» **Objective**
Identify and reproduce every line holding the string "Teachers".

[start Data supplied]

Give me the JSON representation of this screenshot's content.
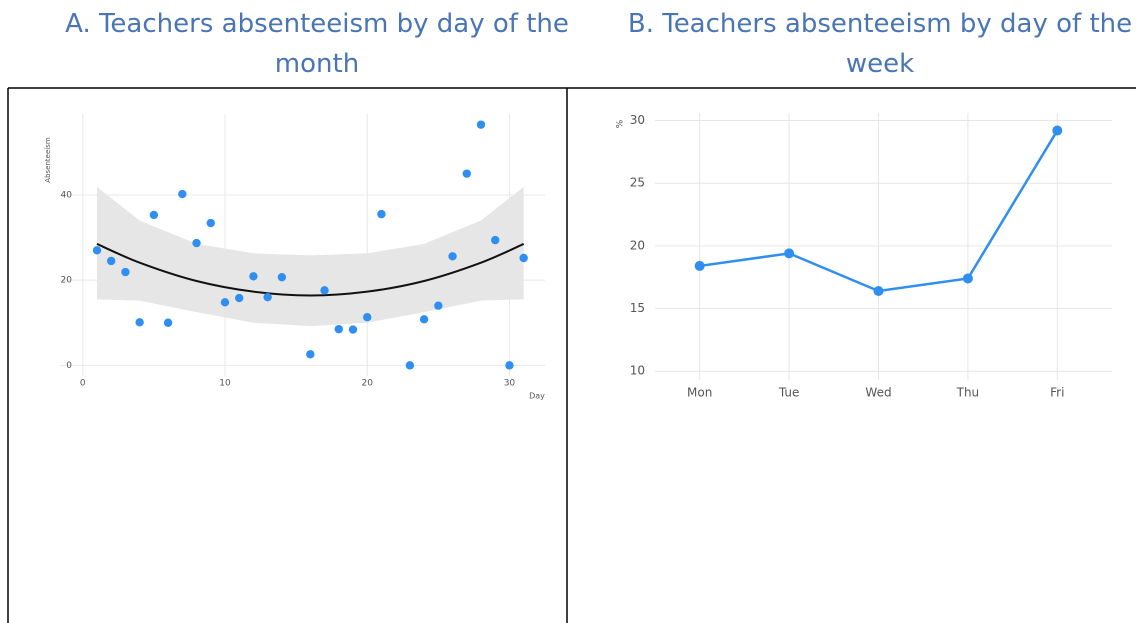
{
  "chart_data": [
    {
      "type": "scatter",
      "title": "A.  Teachers absenteeism by day of the month",
      "xlabel": "Day",
      "ylabel": "Absenteeism",
      "x": [
        1,
        2,
        3,
        4,
        5,
        6,
        7,
        8,
        9,
        10,
        11,
        12,
        13,
        14,
        16,
        17,
        18,
        19,
        20,
        21,
        23,
        24,
        25,
        26,
        27,
        28,
        29,
        30,
        31
      ],
      "values": [
        27,
        24.5,
        21.9,
        10.1,
        35.3,
        10,
        40.2,
        28.7,
        33.4,
        14.8,
        15.8,
        20.9,
        16,
        20.7,
        2.6,
        17.6,
        8.5,
        8.4,
        11.3,
        35.5,
        0,
        10.8,
        14,
        25.6,
        45,
        56.5,
        29.4,
        0,
        25.2
      ],
      "color": "#2f8ff0",
      "smooth": {
        "x": [
          1,
          4,
          8,
          12,
          16,
          20,
          24,
          28,
          31
        ],
        "values": [
          28.5,
          24.1,
          19.8,
          17.3,
          16.4,
          17.3,
          19.8,
          24.1,
          28.5
        ],
        "upper": [
          41.9,
          34,
          28.5,
          26.3,
          25.8,
          26.3,
          28.5,
          34,
          41.9
        ],
        "lower": [
          15.5,
          15.2,
          12.5,
          10,
          9.2,
          10,
          12.5,
          15.2,
          15.5
        ],
        "color": "#111111",
        "band_color": "#e6e6e6"
      },
      "xlim": [
        -1.6,
        32.5
      ],
      "ylim": [
        -2.5,
        59
      ],
      "xticks": [
        0,
        10,
        20,
        30
      ],
      "yticks": [
        0,
        20,
        40
      ],
      "grid": true
    },
    {
      "type": "line",
      "title": "B.  Teachers absenteeism by day of the week",
      "ylabel": "%",
      "categories": [
        "Mon",
        "Tue",
        "Wed",
        "Thu",
        "Fri"
      ],
      "values": [
        18.4,
        19.4,
        16.4,
        17.4,
        29.2
      ],
      "color": "#2f8ff0",
      "ylim": [
        9.3,
        30.6
      ],
      "yticks": [
        10,
        15,
        20,
        25,
        30
      ],
      "grid": true
    }
  ]
}
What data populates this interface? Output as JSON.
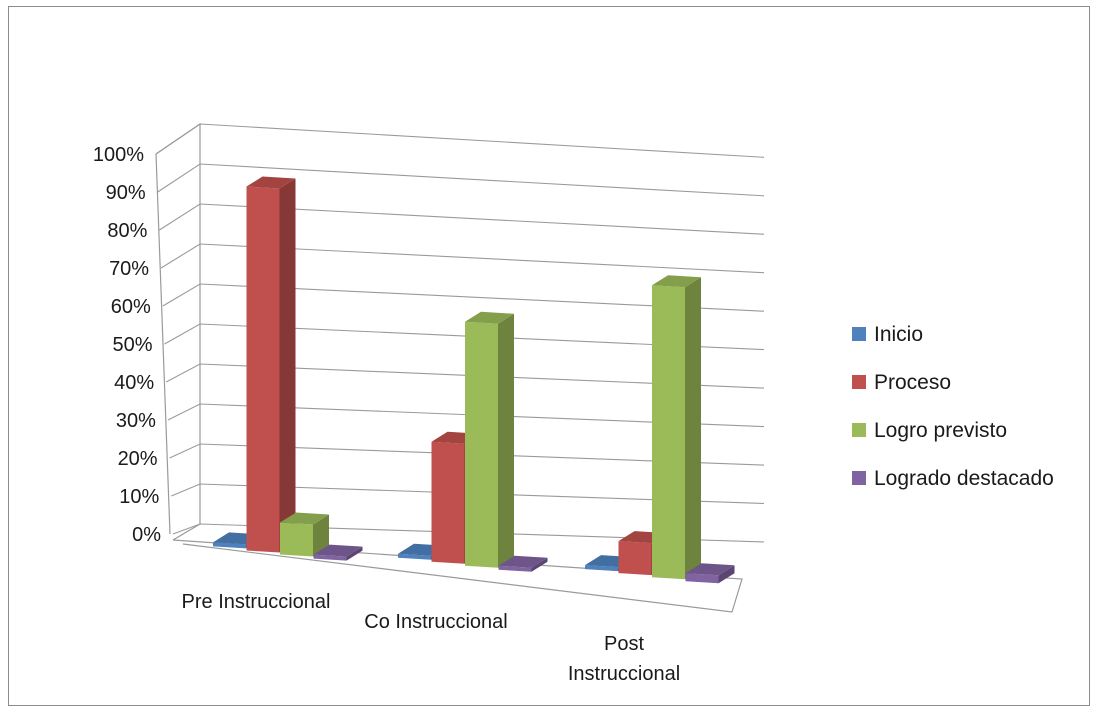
{
  "chart_data": {
    "type": "bar",
    "is_3d": true,
    "title": "",
    "xlabel": "",
    "ylabel": "",
    "ylim": [
      0,
      100
    ],
    "yticks": [
      "0%",
      "10%",
      "20%",
      "30%",
      "40%",
      "50%",
      "60%",
      "70%",
      "80%",
      "90%",
      "100%"
    ],
    "categories": [
      [
        "Pre Instruccional"
      ],
      [
        "Co Instruccional"
      ],
      [
        "Post",
        "Instruccional"
      ]
    ],
    "series": [
      {
        "name": "Inicio",
        "values": [
          0,
          0,
          0
        ],
        "color": "#4f81bd"
      },
      {
        "name": "Proceso",
        "values": [
          91,
          30,
          8
        ],
        "color": "#c0504d"
      },
      {
        "name": "Logro previsto",
        "values": [
          8,
          61,
          73
        ],
        "color": "#9bbb59"
      },
      {
        "name": "Logrado destacado",
        "values": [
          0,
          0,
          2
        ],
        "color": "#8064a2"
      }
    ],
    "legend_position": "right",
    "grid": true
  }
}
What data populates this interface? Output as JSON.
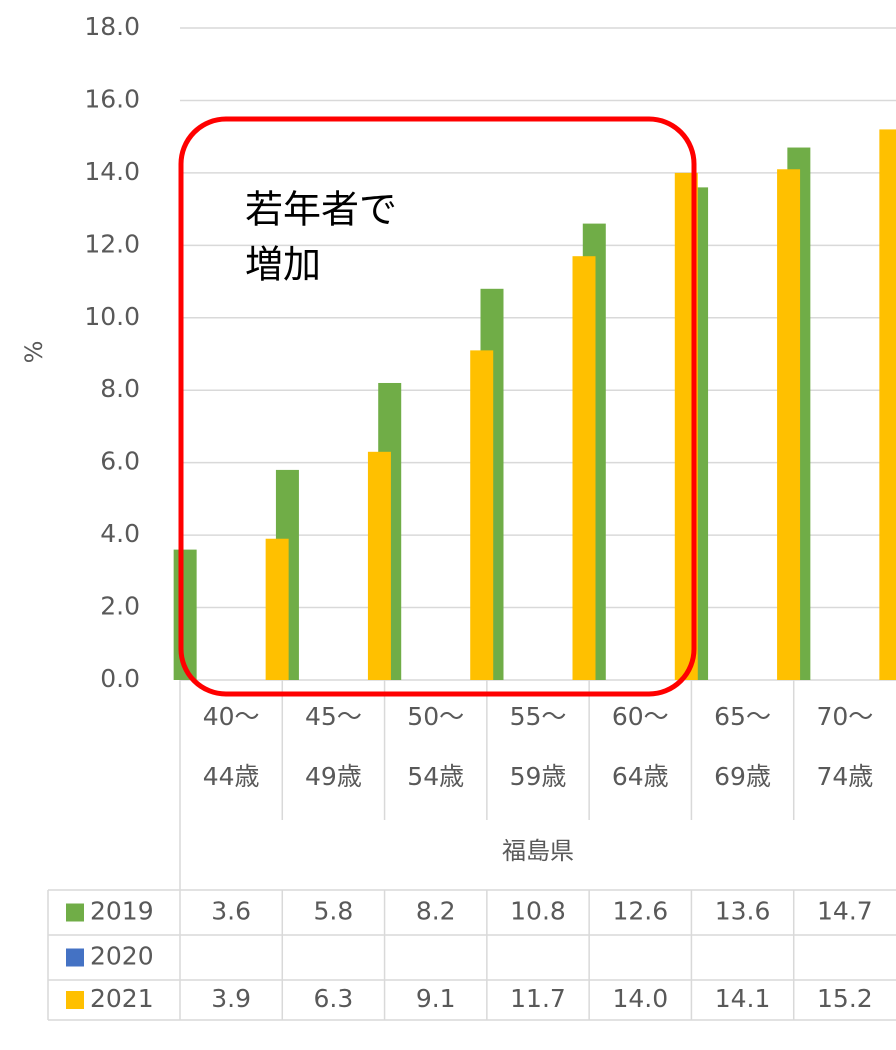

[end Data supplied]

» **Task output**
      "title": "A.  Teachers absenteeism by day of the month",
      "title": "B.  Teachers absenteeism by day of the week",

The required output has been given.